Figure record extracts:
□ □ □ □ □ □ □

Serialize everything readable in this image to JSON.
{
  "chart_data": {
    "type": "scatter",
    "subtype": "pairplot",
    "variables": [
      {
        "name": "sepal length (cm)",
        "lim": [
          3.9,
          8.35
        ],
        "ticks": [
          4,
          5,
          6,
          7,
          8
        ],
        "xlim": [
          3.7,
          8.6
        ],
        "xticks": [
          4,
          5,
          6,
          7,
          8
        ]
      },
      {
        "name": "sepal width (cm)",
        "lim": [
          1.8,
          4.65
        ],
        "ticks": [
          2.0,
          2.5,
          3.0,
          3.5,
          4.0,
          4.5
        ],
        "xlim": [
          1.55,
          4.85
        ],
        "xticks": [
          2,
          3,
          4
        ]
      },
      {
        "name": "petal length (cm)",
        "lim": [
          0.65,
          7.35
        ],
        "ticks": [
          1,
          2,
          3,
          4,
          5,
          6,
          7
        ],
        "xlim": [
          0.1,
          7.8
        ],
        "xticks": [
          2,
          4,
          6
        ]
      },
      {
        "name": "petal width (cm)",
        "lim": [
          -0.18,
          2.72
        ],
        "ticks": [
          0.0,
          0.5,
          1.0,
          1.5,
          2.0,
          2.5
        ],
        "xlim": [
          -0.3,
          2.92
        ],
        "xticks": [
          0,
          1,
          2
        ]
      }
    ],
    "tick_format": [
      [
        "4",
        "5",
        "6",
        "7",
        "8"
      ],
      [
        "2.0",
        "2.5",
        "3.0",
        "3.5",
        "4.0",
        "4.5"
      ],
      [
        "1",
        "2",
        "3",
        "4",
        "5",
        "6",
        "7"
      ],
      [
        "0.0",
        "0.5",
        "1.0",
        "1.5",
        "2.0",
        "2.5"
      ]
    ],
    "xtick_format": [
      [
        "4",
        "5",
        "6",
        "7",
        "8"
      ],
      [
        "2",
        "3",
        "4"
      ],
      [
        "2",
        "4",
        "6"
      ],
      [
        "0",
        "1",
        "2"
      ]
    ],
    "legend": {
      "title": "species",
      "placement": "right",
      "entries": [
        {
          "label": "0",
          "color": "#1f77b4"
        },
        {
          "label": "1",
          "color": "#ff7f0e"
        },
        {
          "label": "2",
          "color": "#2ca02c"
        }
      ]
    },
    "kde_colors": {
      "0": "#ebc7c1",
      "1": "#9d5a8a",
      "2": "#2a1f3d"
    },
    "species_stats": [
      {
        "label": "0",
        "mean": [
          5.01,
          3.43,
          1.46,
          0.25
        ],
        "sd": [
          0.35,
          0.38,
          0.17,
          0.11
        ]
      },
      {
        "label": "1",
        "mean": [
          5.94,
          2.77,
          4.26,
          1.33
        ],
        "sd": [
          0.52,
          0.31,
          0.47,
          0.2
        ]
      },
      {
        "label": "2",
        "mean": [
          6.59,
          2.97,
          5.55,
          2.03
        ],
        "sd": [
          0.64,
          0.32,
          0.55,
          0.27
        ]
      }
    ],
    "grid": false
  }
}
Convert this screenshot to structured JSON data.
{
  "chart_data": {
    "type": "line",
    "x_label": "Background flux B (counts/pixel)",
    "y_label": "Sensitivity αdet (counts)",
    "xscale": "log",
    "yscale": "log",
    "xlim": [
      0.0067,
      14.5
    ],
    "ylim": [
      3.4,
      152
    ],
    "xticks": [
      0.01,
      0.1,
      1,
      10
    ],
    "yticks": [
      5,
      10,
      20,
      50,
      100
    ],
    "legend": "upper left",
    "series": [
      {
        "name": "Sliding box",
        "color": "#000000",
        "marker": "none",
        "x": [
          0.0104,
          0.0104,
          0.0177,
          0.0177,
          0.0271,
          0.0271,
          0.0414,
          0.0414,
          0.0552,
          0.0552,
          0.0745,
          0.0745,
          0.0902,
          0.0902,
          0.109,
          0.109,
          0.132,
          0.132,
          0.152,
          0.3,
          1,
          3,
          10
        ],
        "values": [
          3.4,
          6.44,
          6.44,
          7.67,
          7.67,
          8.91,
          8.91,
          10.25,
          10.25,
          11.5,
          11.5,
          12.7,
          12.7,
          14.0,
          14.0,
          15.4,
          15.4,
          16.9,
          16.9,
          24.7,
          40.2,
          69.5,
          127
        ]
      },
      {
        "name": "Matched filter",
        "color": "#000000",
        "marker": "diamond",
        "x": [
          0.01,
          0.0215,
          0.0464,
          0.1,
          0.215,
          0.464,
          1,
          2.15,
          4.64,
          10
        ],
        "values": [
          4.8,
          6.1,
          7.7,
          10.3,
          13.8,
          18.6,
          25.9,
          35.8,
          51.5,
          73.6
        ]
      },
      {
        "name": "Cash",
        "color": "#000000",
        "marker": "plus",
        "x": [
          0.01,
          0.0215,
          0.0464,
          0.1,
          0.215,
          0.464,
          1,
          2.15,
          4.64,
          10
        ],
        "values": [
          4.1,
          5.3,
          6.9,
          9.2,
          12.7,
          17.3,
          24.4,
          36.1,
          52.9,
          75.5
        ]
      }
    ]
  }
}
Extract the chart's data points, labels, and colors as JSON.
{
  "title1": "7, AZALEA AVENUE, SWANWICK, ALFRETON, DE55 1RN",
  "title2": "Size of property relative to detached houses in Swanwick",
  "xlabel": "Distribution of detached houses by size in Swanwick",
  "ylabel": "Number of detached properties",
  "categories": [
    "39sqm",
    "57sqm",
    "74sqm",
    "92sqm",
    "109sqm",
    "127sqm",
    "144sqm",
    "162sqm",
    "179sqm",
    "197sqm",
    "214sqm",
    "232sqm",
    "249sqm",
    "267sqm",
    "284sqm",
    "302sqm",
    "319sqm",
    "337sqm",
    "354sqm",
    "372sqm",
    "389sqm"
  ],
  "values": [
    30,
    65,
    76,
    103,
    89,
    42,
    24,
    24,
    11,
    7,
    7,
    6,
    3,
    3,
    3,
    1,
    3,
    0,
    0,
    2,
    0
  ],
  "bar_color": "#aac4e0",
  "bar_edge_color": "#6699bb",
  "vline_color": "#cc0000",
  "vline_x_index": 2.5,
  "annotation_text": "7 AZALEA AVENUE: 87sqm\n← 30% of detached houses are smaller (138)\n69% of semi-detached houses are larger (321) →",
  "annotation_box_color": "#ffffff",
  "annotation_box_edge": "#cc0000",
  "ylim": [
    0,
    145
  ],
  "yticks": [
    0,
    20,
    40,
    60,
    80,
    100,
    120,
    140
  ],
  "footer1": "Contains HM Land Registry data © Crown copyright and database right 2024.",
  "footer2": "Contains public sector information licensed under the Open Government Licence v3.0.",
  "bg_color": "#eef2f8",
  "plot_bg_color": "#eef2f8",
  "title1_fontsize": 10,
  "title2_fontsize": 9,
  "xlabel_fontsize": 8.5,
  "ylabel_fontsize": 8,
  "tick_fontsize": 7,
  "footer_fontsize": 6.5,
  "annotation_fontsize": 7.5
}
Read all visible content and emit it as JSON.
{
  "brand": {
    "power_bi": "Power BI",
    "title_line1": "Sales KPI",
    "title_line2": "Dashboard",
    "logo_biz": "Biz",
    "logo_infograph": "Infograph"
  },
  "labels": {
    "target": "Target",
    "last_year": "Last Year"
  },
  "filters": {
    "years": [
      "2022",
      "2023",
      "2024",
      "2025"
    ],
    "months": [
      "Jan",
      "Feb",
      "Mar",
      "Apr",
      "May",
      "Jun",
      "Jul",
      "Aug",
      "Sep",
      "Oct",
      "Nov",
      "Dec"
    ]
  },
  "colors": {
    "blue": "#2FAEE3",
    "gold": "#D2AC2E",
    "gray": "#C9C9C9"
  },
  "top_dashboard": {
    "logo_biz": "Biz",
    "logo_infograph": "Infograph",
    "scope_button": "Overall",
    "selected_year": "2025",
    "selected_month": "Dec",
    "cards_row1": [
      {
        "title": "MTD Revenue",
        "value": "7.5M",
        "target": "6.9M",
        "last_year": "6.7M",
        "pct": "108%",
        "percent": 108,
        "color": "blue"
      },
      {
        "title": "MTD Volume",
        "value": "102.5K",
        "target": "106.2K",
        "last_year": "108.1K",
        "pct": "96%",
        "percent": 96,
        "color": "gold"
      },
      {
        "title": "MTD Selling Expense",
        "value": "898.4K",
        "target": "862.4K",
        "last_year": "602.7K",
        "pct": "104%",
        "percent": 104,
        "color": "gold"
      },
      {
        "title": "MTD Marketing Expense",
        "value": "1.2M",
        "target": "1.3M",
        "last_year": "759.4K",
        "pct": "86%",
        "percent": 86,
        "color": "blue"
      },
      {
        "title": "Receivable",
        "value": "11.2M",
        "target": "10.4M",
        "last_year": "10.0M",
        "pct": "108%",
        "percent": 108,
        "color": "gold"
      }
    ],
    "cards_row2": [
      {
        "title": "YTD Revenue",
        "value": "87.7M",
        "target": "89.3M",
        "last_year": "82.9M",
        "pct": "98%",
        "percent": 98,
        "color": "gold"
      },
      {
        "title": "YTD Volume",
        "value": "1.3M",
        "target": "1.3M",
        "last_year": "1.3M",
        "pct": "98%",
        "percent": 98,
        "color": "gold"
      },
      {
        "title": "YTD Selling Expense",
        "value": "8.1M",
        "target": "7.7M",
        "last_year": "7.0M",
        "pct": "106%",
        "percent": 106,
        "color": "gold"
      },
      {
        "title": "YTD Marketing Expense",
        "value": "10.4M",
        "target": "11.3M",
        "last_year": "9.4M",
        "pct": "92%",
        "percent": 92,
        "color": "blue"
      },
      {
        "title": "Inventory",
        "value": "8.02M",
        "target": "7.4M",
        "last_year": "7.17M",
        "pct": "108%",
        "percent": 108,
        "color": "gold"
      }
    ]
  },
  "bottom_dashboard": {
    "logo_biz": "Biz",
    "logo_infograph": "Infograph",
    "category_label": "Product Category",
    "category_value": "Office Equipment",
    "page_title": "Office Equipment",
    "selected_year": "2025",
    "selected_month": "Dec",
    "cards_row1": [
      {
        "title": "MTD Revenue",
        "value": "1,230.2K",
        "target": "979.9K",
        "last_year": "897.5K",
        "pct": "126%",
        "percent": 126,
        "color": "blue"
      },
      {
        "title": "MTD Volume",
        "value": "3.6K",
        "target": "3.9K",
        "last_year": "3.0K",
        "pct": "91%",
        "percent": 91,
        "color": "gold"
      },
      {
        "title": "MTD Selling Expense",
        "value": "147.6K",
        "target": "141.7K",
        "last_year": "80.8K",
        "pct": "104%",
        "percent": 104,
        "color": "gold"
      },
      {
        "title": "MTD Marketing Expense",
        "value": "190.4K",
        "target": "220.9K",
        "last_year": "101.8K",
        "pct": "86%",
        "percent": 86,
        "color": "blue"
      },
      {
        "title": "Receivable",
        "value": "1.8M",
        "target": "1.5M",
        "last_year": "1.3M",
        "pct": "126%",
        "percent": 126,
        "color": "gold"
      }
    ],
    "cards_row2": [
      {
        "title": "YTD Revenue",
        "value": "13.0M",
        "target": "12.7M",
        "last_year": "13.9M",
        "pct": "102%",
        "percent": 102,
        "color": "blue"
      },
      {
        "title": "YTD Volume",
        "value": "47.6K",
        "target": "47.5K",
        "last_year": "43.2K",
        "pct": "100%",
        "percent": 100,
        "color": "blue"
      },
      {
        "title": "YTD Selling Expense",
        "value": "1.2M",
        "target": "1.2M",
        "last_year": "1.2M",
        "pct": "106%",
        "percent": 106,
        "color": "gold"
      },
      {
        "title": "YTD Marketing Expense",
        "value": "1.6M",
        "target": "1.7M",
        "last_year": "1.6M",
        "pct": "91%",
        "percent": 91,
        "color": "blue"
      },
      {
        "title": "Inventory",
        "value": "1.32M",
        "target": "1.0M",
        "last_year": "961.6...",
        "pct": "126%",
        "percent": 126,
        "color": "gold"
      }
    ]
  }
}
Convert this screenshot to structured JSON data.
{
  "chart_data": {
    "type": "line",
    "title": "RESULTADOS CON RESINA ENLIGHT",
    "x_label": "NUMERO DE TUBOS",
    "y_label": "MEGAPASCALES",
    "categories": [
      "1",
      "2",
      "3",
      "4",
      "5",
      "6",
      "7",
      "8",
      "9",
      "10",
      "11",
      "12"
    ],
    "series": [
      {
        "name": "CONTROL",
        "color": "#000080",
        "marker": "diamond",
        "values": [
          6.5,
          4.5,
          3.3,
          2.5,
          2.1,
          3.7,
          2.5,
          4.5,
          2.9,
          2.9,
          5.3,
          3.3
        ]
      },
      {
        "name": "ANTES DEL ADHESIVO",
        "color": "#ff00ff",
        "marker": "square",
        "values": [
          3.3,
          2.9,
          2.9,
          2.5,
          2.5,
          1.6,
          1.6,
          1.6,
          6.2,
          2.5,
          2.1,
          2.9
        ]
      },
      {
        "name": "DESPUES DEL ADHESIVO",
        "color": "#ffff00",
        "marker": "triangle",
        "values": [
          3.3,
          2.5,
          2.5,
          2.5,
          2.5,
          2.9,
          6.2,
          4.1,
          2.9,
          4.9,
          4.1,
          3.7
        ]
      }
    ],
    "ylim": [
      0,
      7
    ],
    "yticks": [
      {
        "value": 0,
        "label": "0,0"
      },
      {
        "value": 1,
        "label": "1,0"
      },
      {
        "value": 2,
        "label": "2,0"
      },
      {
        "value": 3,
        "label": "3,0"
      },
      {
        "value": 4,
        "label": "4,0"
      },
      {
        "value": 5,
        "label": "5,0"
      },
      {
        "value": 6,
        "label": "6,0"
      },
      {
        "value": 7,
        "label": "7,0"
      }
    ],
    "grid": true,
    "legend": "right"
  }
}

□ □ □ □ □ □ □

Copy each line of the records above that carries the word "houses".

* [TASK RESPONSE]
  "title2": "Size of property relative to detached houses in Swanwick",
  "xlabel": "Distribution of detached houses by size in Swanwick",
  "annotation_text": "7 AZALEA AVENUE: 87sqm\n← 30% of detached houses are smaller (138)\n69% of semi-detached houses are larger (321) →",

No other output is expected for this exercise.